> _EXERCISE DESCRIPTION_
Write out the entries below exactly as they stand. Skip every image.

> _PROVIDED ENTRIES_

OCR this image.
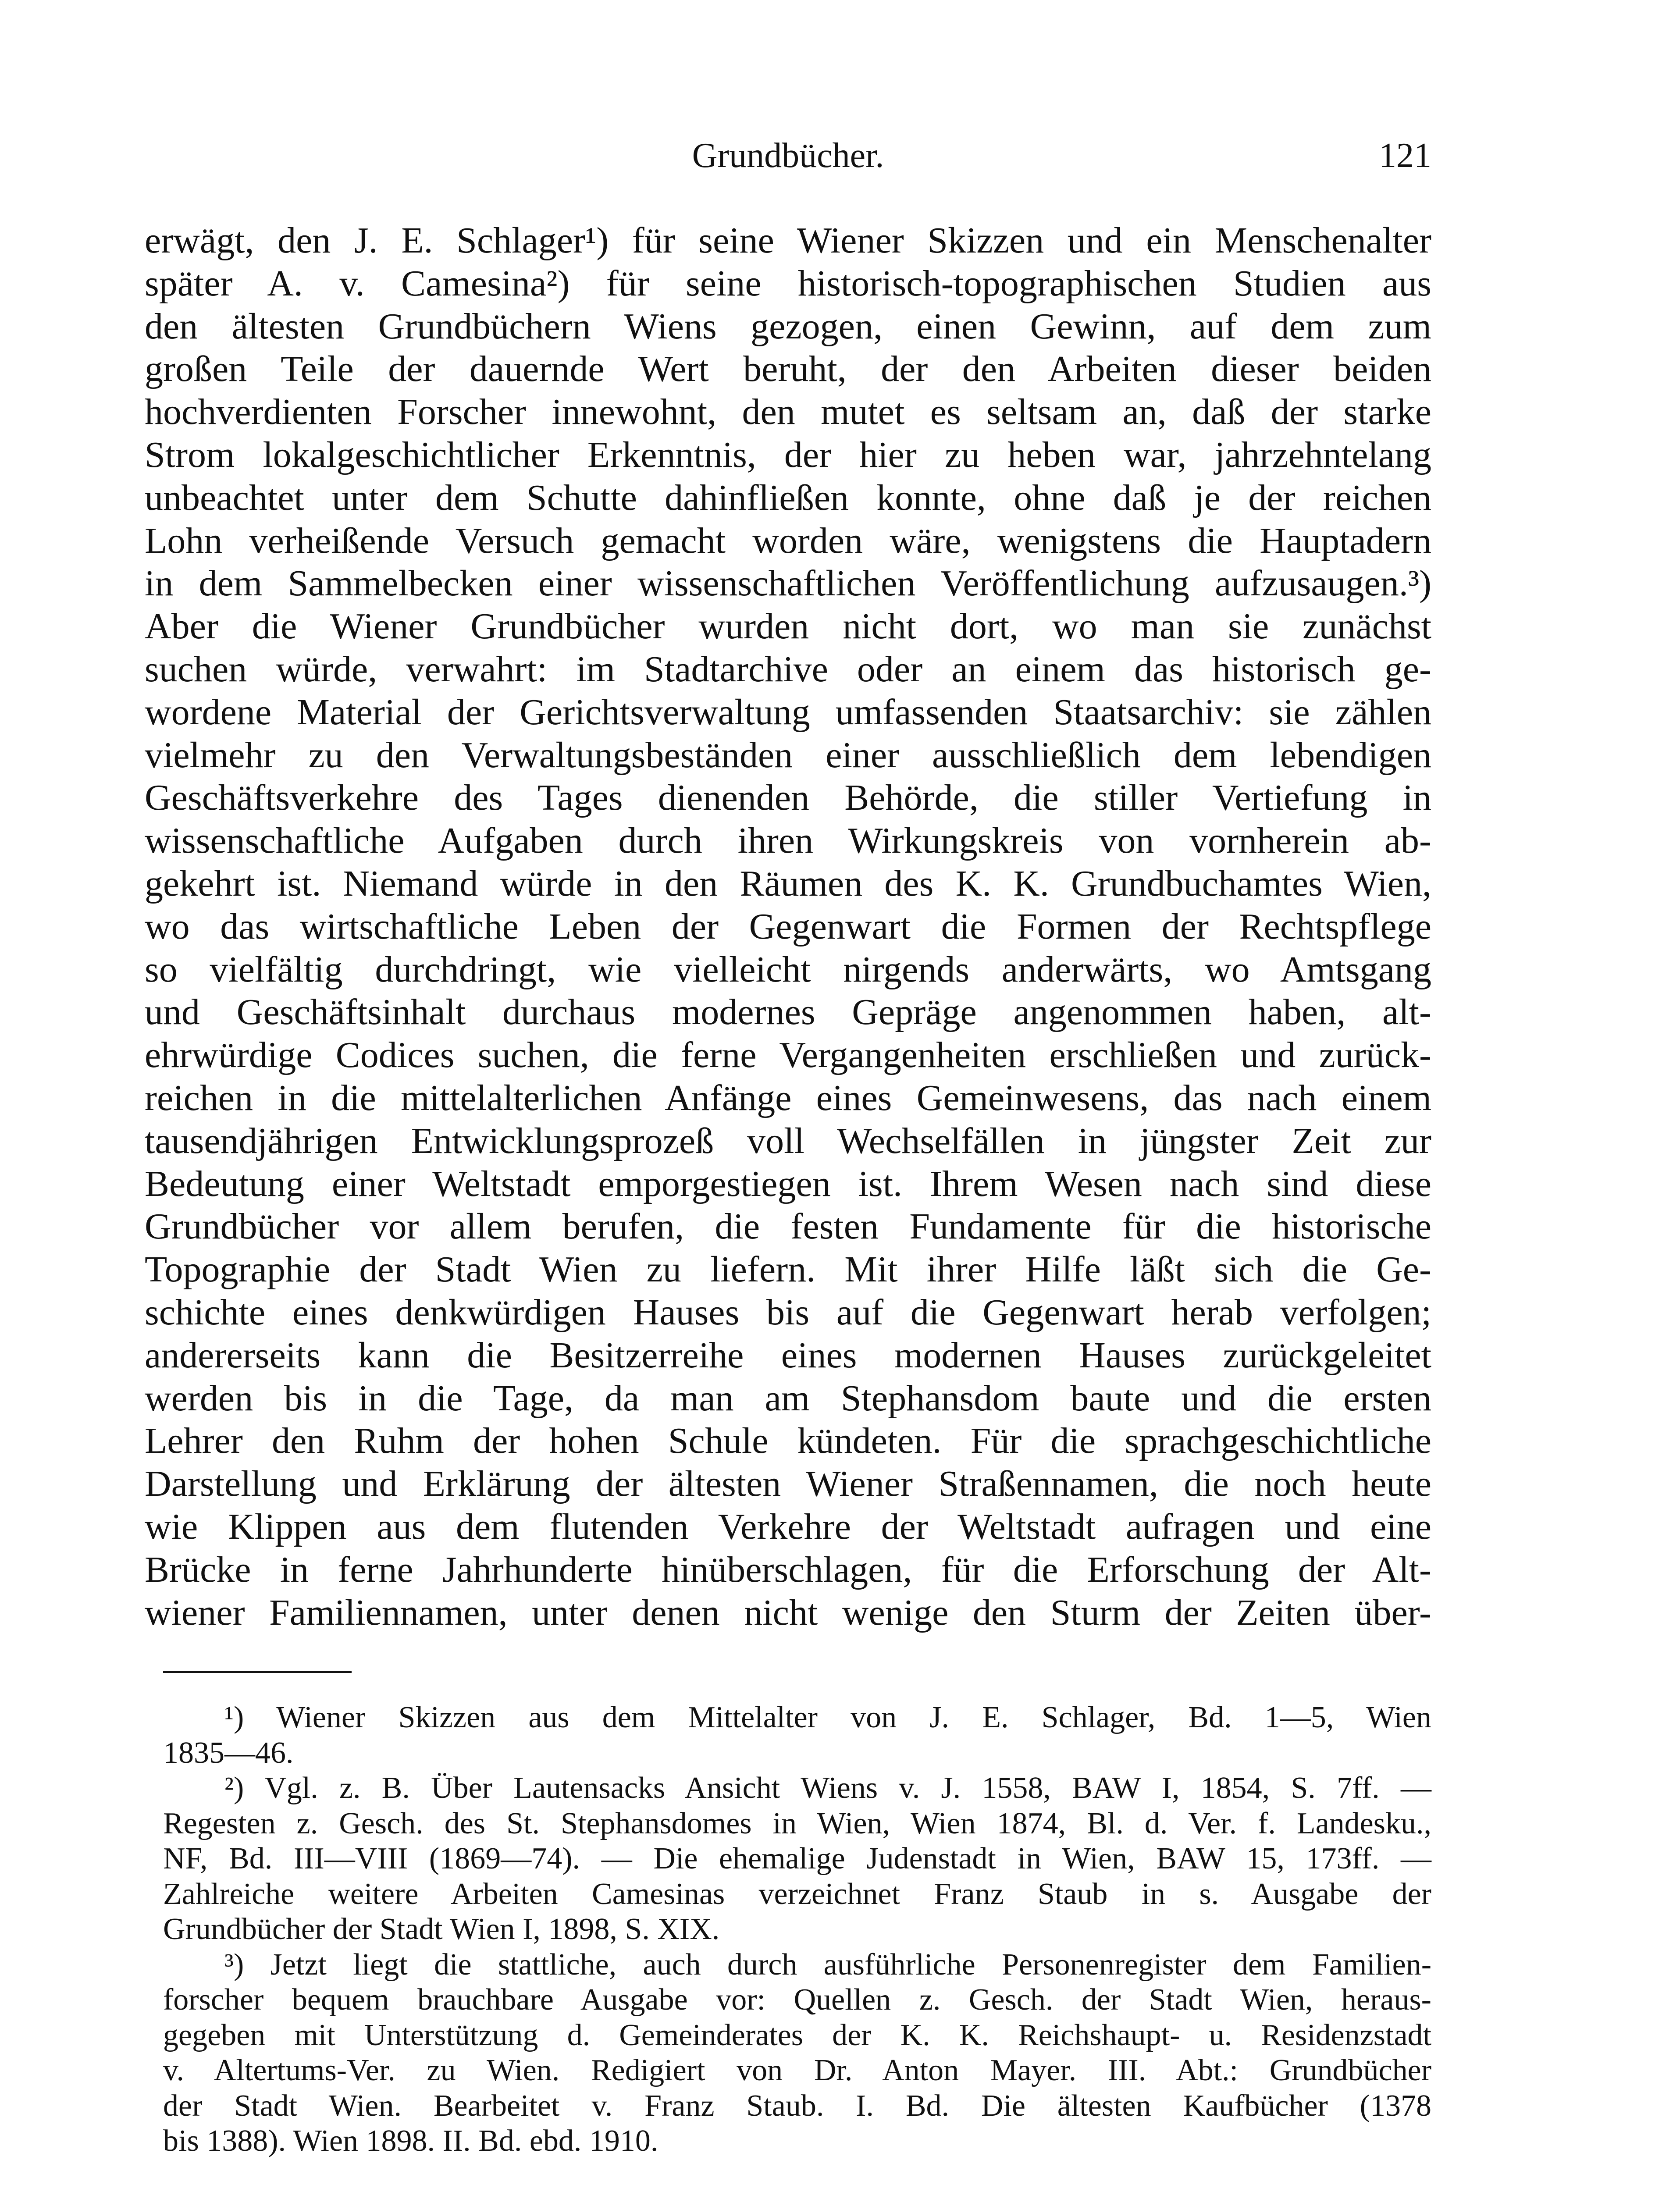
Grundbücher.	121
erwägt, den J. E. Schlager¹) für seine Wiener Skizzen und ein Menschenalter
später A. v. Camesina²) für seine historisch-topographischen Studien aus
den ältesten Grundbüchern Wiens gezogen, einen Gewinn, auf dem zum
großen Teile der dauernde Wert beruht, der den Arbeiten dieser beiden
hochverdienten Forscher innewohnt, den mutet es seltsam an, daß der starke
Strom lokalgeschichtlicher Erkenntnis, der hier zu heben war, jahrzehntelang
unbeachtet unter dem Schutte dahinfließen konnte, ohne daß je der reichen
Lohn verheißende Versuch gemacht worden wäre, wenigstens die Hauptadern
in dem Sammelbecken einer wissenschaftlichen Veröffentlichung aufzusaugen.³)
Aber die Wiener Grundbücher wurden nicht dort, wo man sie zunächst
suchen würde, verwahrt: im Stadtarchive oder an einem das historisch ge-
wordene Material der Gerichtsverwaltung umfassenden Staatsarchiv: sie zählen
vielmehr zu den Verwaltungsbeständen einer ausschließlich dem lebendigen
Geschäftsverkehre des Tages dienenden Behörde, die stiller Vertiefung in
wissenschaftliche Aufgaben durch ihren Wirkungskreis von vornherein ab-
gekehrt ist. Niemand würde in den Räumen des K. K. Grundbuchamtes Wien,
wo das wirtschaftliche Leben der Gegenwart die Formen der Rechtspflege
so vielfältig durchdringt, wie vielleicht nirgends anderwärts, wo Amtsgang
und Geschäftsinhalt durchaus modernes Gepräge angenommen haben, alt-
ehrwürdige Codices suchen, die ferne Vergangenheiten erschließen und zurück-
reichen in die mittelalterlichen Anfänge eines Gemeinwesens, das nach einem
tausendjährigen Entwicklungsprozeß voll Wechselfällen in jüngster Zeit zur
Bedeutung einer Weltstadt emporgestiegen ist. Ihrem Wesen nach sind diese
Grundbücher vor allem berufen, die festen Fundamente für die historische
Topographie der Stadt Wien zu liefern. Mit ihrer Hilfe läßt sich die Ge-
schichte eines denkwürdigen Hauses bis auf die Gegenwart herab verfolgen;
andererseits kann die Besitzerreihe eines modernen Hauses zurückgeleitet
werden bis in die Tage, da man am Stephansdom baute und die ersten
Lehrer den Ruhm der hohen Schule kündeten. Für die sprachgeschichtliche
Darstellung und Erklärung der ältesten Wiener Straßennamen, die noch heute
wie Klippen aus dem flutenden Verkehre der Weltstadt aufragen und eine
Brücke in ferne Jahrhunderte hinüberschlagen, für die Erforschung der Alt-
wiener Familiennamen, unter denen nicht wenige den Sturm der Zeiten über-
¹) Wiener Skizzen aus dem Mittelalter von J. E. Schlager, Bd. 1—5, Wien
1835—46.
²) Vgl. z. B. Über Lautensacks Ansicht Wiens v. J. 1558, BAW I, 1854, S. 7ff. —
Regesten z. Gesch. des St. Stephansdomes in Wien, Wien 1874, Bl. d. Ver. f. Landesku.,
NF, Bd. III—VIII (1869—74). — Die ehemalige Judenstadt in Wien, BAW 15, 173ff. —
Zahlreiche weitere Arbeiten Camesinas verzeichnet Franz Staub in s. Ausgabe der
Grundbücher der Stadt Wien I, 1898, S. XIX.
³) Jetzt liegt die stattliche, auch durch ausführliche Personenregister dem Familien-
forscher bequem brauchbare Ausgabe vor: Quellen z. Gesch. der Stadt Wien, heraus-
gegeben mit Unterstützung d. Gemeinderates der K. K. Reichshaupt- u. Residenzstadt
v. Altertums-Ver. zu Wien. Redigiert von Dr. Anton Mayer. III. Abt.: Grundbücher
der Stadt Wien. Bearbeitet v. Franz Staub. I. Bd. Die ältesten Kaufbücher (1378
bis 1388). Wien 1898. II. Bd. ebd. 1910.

> _SOLUTION BELOW_
OCR this image.
Grundbücher.	121
erwägt, den J. E. Schlager¹) für seine Wiener Skizzen und ein Menschenalter
später A. v. Camesina²) für seine historisch-topographischen Studien aus
den ältesten Grundbüchern Wiens gezogen, einen Gewinn, auf dem zum
großen Teile der dauernde Wert beruht, der den Arbeiten dieser beiden
hochverdienten Forscher innewohnt, den mutet es seltsam an, daß der starke
Strom lokalgeschichtlicher Erkenntnis, der hier zu heben war, jahrzehntelang
unbeachtet unter dem Schutte dahinfließen konnte, ohne daß je der reichen
Lohn verheißende Versuch gemacht worden wäre, wenigstens die Hauptadern
in dem Sammelbecken einer wissenschaftlichen Veröffentlichung aufzusaugen.³)
Aber die Wiener Grundbücher wurden nicht dort, wo man sie zunächst
suchen würde, verwahrt: im Stadtarchive oder an einem das historisch ge-
wordene Material der Gerichtsverwaltung umfassenden Staatsarchiv: sie zählen
vielmehr zu den Verwaltungsbeständen einer ausschließlich dem lebendigen
Geschäftsverkehre des Tages dienenden Behörde, die stiller Vertiefung in
wissenschaftliche Aufgaben durch ihren Wirkungskreis von vornherein ab-
gekehrt ist. Niemand würde in den Räumen des K. K. Grundbuchamtes Wien,
wo das wirtschaftliche Leben der Gegenwart die Formen der Rechtspflege
so vielfältig durchdringt, wie vielleicht nirgends anderwärts, wo Amtsgang
und Geschäftsinhalt durchaus modernes Gepräge angenommen haben, alt-
ehrwürdige Codices suchen, die ferne Vergangenheiten erschließen und zurück-
reichen in die mittelalterlichen Anfänge eines Gemeinwesens, das nach einem
tausendjährigen Entwicklungsprozeß voll Wechselfällen in jüngster Zeit zur
Bedeutung einer Weltstadt emporgestiegen ist. Ihrem Wesen nach sind diese
Grundbücher vor allem berufen, die festen Fundamente für die historische
Topographie der Stadt Wien zu liefern. Mit ihrer Hilfe läßt sich die Ge-
schichte eines denkwürdigen Hauses bis auf die Gegenwart herab verfolgen;
andererseits kann die Besitzerreihe eines modernen Hauses zurückgeleitet
werden bis in die Tage, da man am Stephansdom baute und die ersten
Lehrer den Ruhm der hohen Schule kündeten. Für die sprachgeschichtliche
Darstellung und Erklärung der ältesten Wiener Straßennamen, die noch heute
wie Klippen aus dem flutenden Verkehre der Weltstadt aufragen und eine
Brücke in ferne Jahrhunderte hinüberschlagen, für die Erforschung der Alt-
wiener Familiennamen, unter denen nicht wenige den Sturm der Zeiten über-
¹) Wiener Skizzen aus dem Mittelalter von J. E. Schlager, Bd. 1—5, Wien
1835—46.
²) Vgl. z. B. Über Lautensacks Ansicht Wiens v. J. 1558, BAW I, 1854, S. 7ff. —
Regesten z. Gesch. des St. Stephansdomes in Wien, Wien 1874, Bl. d. Ver. f. Landesku.,
NF, Bd. III—VIII (1869—74). — Die ehemalige Judenstadt in Wien, BAW 15, 173ff. —
Zahlreiche weitere Arbeiten Camesinas verzeichnet Franz Staub in s. Ausgabe der
Grundbücher der Stadt Wien I, 1898, S. XIX.
³) Jetzt liegt die stattliche, auch durch ausführliche Personenregister dem Familien-
forscher bequem brauchbare Ausgabe vor: Quellen z. Gesch. der Stadt Wien, heraus-
gegeben mit Unterstützung d. Gemeinderates der K. K. Reichshaupt- u. Residenzstadt
v. Altertums-Ver. zu Wien. Redigiert von Dr. Anton Mayer. III. Abt.: Grundbücher
der Stadt Wien. Bearbeitet v. Franz Staub. I. Bd. Die ältesten Kaufbücher (1378
bis 1388). Wien 1898. II. Bd. ebd. 1910.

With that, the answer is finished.